Read the records below and copy each line that contains "العامه".

Stored items:
============================================================

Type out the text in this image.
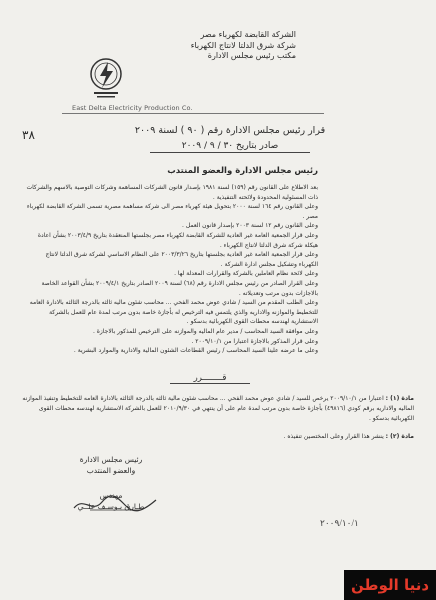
الشركة القابضة لكهرباء مصر
شركة شرق الدلتا لانتاج الكهرباء
مكتب رئيس مجلس الادارة
East Delta Electricity Production Co.
٣٨	قرار رئيس مجلس الادارة رقم ( ٩٠ ) لسنة ٢٠٠٩
صادر بتاريخ ٣٠ / ٩ / ٢٠٠٩
رئيس مجلس الادارة والعضو المنتدب

بعد الاطلاع على القانون رقم (١٥٩) لسنة ١٩٨١ بإصدار قانون الشركات المساهمة وشركات التوصية بالاسهم والشركات ذات المسئولية المحدودة ولائحته التنفيذية .

وعلى القانون رقم ١٦٤ لسنة ٢٠٠٠ بتحويل هيئة كهرباء مصر الى شركة مساهمة مصرية تسمى الشركة القابضة لكهرباء مصر .

وعلى القانون رقم ١٢ لسنة ٢٠٠٣ بإصدار قانون العمل .

وعلى قرار الجمعية العامة غير العادية للشركة القابضة لكهرباء مصر بجلستها المنعقدة بتاريخ ٢٠٠٣/٤/٩ بشأن اعادة هيكلة شركة شرق الدلتا لانتاج الكهرباء .

وعلى قرار الجمعية العامة غير العادية بجلستها بتاريخ ٢٠٠٣/٣/٢٦ على النظام الاساسي لشركة شرق الدلتا لانتاج الكهرباء وتشكيل مجلس ادارة الشركة .

وعلى لائحة نظام العاملين بالشركة والقرارات المعدلة لها .

وعلى القرار الصادر من رئيس مجلس الادارة رقم (٦٨) لسنة ٢٠٠٩ الصادر بتاريخ ٢٠٠٩/٤/١ بشأن القواعد الخاصة بالاجازات بدون مرتب وتعديلاته .

وعلى الطلب المقدم من السيد / شادي عوض محمد الفحي ... محاسب شئون ماليه ثالثه بالدرجة الثالثه بالادارة العامه للتخطيط والموازنه والاداريه والذي يلتمس فيه الترخيص له بأجازة خاصة بدون مرتب لمدة عام للعمل بالشركة الاستشارية لهندسه محطات القوى الكهربائية بدسكو .

وعلى موافقة السيد المحاسب / مدير عام الماليه والموازنه على الترخيص للمذكور بالاجازة .

وعلى قرار المذكور بالاجازة اعتبارا من ٢٠٠٩/١٠/١ .

وعلى ما عرضه علينا السيد المحاسب / رئيس القطاعات الشئون المالية والادارية والموارد البشرية .

قــــــــرر
مادة (١) : اعتبارا من ٢٠٠٩/١٠/١ يرخص للسيد / شادي عوض محمد الفحي ... محاسب شئون مالية ثالثه بالدرجة الثالثه بالادارة العامه للتخطيط وتنفيذ الموازنه الماليه والاداريه برقم كودي (٤٩٨١٦) بأجازة خاصة بدون مرتب لمدة عام على أن ينتهي في ٢٠١٠/٩/٣٠ للعمل بالشركة الاستشارية لهندسه محطات القوى الكهربائية بدسكو .
مادة (٢) : ينشر هذا القرار وعلى المختصين تنفيذه .
رئيس مجلس الادارة
والعضو المنتدب
مهندس
طـارق يـوسـف علــي
٢٠٠٩/١٠/١
دنيا الوطن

============================================================

__RESULT OF THE EXERCISE__
وعلى الطلب المقدم من السيد / شادي عوض محمد الفحي ... محاسب شئون ماليه ثالثه بالدرجة الثالثه بالادارة العامه للتخطيط والموازنه والاداريه والذي يلتمس فيه الترخيص له بأجازة خاصة بدون مرتب لمدة عام للعمل بالشركة الاستشارية لهندسه محطات القوى الكهربائية بدسكو .
مادة (١) : اعتبارا من ٢٠٠٩/١٠/١ يرخص للسيد / شادي عوض محمد الفحي ... محاسب شئون مالية ثالثه بالدرجة الثالثه بالادارة العامه للتخطيط وتنفيذ الموازنه الماليه والاداريه برقم كودي (٤٩٨١٦) بأجازة خاصة بدون مرتب لمدة عام على أن ينتهي في ٢٠١٠/٩/٣٠ للعمل بالشركة الاستشارية لهندسه محطات القوى الكهربائية بدسكو .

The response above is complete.